===== Records for this exercise =====

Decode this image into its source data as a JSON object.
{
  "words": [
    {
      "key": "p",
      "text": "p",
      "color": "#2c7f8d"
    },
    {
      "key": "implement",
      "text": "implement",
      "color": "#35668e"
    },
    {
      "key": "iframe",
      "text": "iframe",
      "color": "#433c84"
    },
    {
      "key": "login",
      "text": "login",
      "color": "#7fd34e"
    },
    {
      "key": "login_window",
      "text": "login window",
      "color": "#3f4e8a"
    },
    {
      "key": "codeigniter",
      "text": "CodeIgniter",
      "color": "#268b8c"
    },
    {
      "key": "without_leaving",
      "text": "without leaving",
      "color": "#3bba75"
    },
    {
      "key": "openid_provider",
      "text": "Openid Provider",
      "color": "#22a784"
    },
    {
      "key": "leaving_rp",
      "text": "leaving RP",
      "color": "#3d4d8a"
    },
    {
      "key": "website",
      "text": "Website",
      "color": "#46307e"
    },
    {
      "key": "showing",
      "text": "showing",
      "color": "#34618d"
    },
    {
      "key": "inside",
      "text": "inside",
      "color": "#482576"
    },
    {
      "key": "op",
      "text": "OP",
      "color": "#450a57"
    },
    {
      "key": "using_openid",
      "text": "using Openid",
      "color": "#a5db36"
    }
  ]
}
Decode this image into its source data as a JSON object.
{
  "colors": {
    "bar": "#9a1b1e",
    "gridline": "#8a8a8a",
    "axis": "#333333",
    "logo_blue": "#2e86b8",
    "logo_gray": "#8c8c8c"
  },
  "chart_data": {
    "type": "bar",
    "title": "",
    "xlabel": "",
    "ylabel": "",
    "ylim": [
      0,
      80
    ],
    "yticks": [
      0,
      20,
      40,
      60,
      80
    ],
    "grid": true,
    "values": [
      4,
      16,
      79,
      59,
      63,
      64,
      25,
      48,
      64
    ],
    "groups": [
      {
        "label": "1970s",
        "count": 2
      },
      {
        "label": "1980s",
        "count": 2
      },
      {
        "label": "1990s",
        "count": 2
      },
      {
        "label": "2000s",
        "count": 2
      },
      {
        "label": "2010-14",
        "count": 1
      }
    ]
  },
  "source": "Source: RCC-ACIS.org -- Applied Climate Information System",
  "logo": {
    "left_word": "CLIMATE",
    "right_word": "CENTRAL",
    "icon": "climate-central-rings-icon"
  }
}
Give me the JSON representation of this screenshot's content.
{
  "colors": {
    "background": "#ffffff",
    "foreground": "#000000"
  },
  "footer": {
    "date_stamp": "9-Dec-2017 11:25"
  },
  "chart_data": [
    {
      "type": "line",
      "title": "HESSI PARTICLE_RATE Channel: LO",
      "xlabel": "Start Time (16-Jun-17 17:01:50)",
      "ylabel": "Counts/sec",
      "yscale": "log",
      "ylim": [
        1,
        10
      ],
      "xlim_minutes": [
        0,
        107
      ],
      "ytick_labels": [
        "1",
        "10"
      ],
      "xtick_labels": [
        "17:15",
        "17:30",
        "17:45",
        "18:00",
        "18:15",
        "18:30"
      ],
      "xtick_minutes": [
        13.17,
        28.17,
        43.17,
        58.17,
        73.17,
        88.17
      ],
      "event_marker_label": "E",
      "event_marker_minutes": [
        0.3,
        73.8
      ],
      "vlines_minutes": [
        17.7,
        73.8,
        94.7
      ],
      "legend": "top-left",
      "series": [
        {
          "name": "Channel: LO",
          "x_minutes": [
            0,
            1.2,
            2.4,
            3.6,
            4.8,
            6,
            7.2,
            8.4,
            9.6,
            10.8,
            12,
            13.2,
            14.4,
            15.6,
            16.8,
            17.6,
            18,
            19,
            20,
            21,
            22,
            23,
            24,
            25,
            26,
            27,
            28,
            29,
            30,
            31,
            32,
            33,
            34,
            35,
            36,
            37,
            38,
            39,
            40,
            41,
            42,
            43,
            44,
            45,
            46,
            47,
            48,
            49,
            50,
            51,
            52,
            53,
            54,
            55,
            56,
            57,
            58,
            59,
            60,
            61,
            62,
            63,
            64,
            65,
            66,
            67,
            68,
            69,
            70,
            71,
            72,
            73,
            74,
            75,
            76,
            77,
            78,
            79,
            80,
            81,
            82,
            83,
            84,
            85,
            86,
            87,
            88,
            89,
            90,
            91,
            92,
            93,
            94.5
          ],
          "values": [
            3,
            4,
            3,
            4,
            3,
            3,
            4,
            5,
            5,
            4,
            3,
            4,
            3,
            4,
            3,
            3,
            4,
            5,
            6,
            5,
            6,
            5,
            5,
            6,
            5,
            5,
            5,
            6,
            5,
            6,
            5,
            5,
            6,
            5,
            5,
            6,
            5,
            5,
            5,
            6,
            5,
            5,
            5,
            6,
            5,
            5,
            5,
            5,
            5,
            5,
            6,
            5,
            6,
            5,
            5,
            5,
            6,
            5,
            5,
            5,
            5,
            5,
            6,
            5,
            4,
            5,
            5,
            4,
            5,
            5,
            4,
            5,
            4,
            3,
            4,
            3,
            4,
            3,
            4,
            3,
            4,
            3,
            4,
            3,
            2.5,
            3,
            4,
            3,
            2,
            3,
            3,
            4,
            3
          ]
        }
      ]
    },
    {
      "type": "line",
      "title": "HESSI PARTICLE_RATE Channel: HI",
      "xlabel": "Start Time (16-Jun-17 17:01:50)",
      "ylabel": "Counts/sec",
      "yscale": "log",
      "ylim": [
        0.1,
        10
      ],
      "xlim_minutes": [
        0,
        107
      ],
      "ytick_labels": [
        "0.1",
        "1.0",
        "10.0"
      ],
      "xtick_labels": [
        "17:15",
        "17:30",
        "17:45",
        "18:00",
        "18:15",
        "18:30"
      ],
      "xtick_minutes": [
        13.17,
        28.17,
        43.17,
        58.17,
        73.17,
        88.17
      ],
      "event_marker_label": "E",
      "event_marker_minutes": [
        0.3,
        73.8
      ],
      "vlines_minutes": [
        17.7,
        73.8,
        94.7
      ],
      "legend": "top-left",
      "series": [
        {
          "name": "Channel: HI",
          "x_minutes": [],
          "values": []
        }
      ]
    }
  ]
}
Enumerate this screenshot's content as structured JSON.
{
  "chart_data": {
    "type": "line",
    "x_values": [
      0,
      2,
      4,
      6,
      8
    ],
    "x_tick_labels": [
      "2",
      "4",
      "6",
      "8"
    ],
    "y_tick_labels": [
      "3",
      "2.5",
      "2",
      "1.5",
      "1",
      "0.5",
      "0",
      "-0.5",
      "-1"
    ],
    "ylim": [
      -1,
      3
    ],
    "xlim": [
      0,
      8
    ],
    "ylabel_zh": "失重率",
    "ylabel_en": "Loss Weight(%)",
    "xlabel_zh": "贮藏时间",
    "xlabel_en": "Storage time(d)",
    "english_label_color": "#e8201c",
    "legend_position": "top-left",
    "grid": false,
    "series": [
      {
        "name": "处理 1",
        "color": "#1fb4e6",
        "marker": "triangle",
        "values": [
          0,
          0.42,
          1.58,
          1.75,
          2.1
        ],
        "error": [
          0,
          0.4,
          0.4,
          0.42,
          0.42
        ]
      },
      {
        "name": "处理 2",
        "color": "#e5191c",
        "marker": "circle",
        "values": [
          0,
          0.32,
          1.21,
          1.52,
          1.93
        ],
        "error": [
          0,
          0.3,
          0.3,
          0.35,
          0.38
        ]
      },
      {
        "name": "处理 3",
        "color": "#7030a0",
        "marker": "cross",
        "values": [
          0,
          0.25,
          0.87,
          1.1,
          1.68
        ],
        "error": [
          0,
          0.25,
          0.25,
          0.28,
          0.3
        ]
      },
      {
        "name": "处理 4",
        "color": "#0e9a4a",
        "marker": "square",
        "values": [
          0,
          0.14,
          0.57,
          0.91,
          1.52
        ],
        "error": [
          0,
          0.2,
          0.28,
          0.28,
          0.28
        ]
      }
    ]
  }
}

=====

Work to be completed
Check every line in the material above for the string "JSON", then give only the number of lines that have it.

Full output
4